• _Problem to work on_: Update the entries below by changing each instance of "Digital Share of Shelf" to "Digital Shelf Share". Reproduce them with no other alterations.

• _Task input_:
>> START

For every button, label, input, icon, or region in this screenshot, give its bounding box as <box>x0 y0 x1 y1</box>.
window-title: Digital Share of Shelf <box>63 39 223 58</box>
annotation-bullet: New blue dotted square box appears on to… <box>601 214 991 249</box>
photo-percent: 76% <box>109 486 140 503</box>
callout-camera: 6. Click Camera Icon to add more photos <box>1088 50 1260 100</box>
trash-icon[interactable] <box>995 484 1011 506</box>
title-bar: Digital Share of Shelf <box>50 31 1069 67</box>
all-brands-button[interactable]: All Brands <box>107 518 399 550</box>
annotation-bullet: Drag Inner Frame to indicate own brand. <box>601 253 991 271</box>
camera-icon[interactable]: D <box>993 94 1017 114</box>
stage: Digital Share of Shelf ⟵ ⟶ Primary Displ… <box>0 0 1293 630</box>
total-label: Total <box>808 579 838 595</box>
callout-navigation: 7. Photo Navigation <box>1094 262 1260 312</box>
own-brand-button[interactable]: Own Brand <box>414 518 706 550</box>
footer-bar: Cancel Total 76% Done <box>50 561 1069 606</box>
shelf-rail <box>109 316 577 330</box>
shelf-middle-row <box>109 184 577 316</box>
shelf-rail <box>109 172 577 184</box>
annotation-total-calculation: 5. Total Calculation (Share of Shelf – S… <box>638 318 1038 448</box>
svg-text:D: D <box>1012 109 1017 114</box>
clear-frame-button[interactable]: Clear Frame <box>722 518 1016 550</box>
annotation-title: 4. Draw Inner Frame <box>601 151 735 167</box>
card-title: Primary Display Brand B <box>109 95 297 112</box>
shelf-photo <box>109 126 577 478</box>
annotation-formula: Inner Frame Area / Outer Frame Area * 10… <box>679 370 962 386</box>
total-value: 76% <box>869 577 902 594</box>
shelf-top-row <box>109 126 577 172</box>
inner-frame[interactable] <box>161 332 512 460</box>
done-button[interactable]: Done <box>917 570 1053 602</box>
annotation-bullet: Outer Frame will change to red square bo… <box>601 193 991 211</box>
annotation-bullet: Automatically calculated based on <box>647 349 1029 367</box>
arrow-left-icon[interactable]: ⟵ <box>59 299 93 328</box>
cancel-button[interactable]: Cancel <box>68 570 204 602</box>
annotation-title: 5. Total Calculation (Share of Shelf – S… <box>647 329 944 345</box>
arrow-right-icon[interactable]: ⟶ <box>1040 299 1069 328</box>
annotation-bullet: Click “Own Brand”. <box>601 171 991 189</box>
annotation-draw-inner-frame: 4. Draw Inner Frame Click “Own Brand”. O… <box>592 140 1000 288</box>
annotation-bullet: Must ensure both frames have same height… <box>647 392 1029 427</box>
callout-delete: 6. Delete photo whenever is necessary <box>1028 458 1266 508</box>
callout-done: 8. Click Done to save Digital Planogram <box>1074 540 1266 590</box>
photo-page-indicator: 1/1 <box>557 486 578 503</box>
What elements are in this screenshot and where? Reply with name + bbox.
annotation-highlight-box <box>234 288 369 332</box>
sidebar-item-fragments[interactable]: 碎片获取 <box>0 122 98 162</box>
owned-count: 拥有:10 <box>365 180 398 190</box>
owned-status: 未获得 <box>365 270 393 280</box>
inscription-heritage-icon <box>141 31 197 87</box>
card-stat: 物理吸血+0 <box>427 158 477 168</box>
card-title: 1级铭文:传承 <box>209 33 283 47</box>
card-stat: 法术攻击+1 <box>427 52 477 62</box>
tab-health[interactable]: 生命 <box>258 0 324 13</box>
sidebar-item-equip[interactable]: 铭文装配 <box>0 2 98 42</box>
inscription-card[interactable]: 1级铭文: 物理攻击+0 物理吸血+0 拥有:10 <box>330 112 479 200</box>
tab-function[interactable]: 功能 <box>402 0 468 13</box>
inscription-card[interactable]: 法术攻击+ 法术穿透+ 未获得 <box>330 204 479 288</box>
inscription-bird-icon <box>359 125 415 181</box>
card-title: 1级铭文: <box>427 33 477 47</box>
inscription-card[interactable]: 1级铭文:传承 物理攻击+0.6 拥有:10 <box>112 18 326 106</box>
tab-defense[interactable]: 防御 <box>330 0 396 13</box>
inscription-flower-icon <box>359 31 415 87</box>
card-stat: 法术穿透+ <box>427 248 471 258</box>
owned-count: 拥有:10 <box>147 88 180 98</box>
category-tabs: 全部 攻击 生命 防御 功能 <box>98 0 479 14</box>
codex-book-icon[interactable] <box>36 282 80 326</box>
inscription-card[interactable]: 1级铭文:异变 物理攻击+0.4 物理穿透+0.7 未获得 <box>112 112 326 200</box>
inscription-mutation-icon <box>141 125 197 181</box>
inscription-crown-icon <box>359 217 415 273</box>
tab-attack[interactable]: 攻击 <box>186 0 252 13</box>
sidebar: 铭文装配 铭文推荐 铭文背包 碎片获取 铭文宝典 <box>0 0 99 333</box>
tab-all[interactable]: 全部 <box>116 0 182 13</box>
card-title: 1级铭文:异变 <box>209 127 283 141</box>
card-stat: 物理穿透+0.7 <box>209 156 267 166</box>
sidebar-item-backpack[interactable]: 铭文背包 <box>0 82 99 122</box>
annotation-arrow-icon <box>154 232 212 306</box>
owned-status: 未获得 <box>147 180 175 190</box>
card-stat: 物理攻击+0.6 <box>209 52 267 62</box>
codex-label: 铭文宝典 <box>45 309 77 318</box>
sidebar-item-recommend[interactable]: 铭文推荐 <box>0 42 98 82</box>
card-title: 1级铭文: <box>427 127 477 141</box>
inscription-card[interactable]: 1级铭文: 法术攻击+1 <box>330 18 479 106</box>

>> END

• _Correct response_:
For every button, label, input, icon, or region in this screenshot, give its bounding box as <box>x0 y0 x1 y1</box>.
window-title: Digital Shelf Share <box>63 39 223 58</box>
annotation-bullet: New blue dotted square box appears on to… <box>601 214 991 249</box>
photo-percent: 76% <box>109 486 140 503</box>
callout-camera: 6. Click Camera Icon to add more photos <box>1088 50 1260 100</box>
trash-icon[interactable] <box>995 484 1011 506</box>
title-bar: Digital Shelf Share <box>50 31 1069 67</box>
all-brands-button[interactable]: All Brands <box>107 518 399 550</box>
annotation-bullet: Drag Inner Frame to indicate own brand. <box>601 253 991 271</box>
camera-icon[interactable]: D <box>993 94 1017 114</box>
stage: Digital Shelf Share ⟵ ⟶ Primary Displ… <box>0 0 1293 630</box>
total-label: Total <box>808 579 838 595</box>
callout-navigation: 7. Photo Navigation <box>1094 262 1260 312</box>
own-brand-button[interactable]: Own Brand <box>414 518 706 550</box>
footer-bar: Cancel Total 76% Done <box>50 561 1069 606</box>
shelf-rail <box>109 316 577 330</box>
shelf-middle-row <box>109 184 577 316</box>
shelf-rail <box>109 172 577 184</box>
annotation-total-calculation: 5. Total Calculation (Share of Shelf – S… <box>638 318 1038 448</box>
svg-text:D: D <box>1012 109 1017 114</box>
clear-frame-button[interactable]: Clear Frame <box>722 518 1016 550</box>
annotation-title: 4. Draw Inner Frame <box>601 151 735 167</box>
card-title: Primary Display Brand B <box>109 95 297 112</box>
shelf-photo <box>109 126 577 478</box>
annotation-formula: Inner Frame Area / Outer Frame Area * 10… <box>679 370 962 386</box>
total-value: 76% <box>869 577 902 594</box>
shelf-top-row <box>109 126 577 172</box>
inner-frame[interactable] <box>161 332 512 460</box>
done-button[interactable]: Done <box>917 570 1053 602</box>
annotation-bullet: Outer Frame will change to red square bo… <box>601 193 991 211</box>
annotation-bullet: Automatically calculated based on <box>647 349 1029 367</box>
arrow-left-icon[interactable]: ⟵ <box>59 299 93 328</box>
cancel-button[interactable]: Cancel <box>68 570 204 602</box>
annotation-title: 5. Total Calculation (Share of Shelf – S… <box>647 329 944 345</box>
arrow-right-icon[interactable]: ⟶ <box>1040 299 1069 328</box>
annotation-bullet: Click “Own Brand”. <box>601 171 991 189</box>
annotation-draw-inner-frame: 4. Draw Inner Frame Click “Own Brand”. O… <box>592 140 1000 288</box>
annotation-bullet: Must ensure both frames have same height… <box>647 392 1029 427</box>
callout-delete: 6. Delete photo whenever is necessary <box>1028 458 1266 508</box>
callout-done: 8. Click Done to save Digital Planogram <box>1074 540 1266 590</box>
photo-page-indicator: 1/1 <box>557 486 578 503</box>
What elements are in this screenshot and where? Reply with name + bbox.
annotation-highlight-box <box>234 288 369 332</box>
sidebar-item-fragments[interactable]: 碎片获取 <box>0 122 98 162</box>
owned-count: 拥有:10 <box>365 180 398 190</box>
owned-status: 未获得 <box>365 270 393 280</box>
inscription-heritage-icon <box>141 31 197 87</box>
card-stat: 物理吸血+0 <box>427 158 477 168</box>
card-title: 1级铭文:传承 <box>209 33 283 47</box>
card-stat: 法术攻击+1 <box>427 52 477 62</box>
tab-health[interactable]: 生命 <box>258 0 324 13</box>
sidebar-item-equip[interactable]: 铭文装配 <box>0 2 98 42</box>
inscription-card[interactable]: 1级铭文: 物理攻击+0 物理吸血+0 拥有:10 <box>330 112 479 200</box>
tab-function[interactable]: 功能 <box>402 0 468 13</box>
inscription-card[interactable]: 法术攻击+ 法术穿透+ 未获得 <box>330 204 479 288</box>
inscription-bird-icon <box>359 125 415 181</box>
card-title: 1级铭文: <box>427 33 477 47</box>
inscription-card[interactable]: 1级铭文:传承 物理攻击+0.6 拥有:10 <box>112 18 326 106</box>
tab-defense[interactable]: 防御 <box>330 0 396 13</box>
inscription-flower-icon <box>359 31 415 87</box>
card-stat: 法术穿透+ <box>427 248 471 258</box>
owned-count: 拥有:10 <box>147 88 180 98</box>
category-tabs: 全部 攻击 生命 防御 功能 <box>98 0 479 14</box>
codex-book-icon[interactable] <box>36 282 80 326</box>
inscription-card[interactable]: 1级铭文:异变 物理攻击+0.4 物理穿透+0.7 未获得 <box>112 112 326 200</box>
inscription-mutation-icon <box>141 125 197 181</box>
inscription-crown-icon <box>359 217 415 273</box>
tab-attack[interactable]: 攻击 <box>186 0 252 13</box>
sidebar: 铭文装配 铭文推荐 铭文背包 碎片获取 铭文宝典 <box>0 0 99 333</box>
tab-all[interactable]: 全部 <box>116 0 182 13</box>
card-title: 1级铭文:异变 <box>209 127 283 141</box>
card-stat: 物理穿透+0.7 <box>209 156 267 166</box>
sidebar-item-backpack[interactable]: 铭文背包 <box>0 82 99 122</box>
annotation-arrow-icon <box>154 232 212 306</box>
owned-status: 未获得 <box>147 180 175 190</box>
card-stat: 物理攻击+0.6 <box>209 52 267 62</box>
codex-label: 铭文宝典 <box>45 309 77 318</box>
sidebar-item-recommend[interactable]: 铭文推荐 <box>0 42 98 82</box>
card-title: 1级铭文: <box>427 127 477 141</box>
inscription-card[interactable]: 1级铭文: 法术攻击+1 <box>330 18 479 106</box>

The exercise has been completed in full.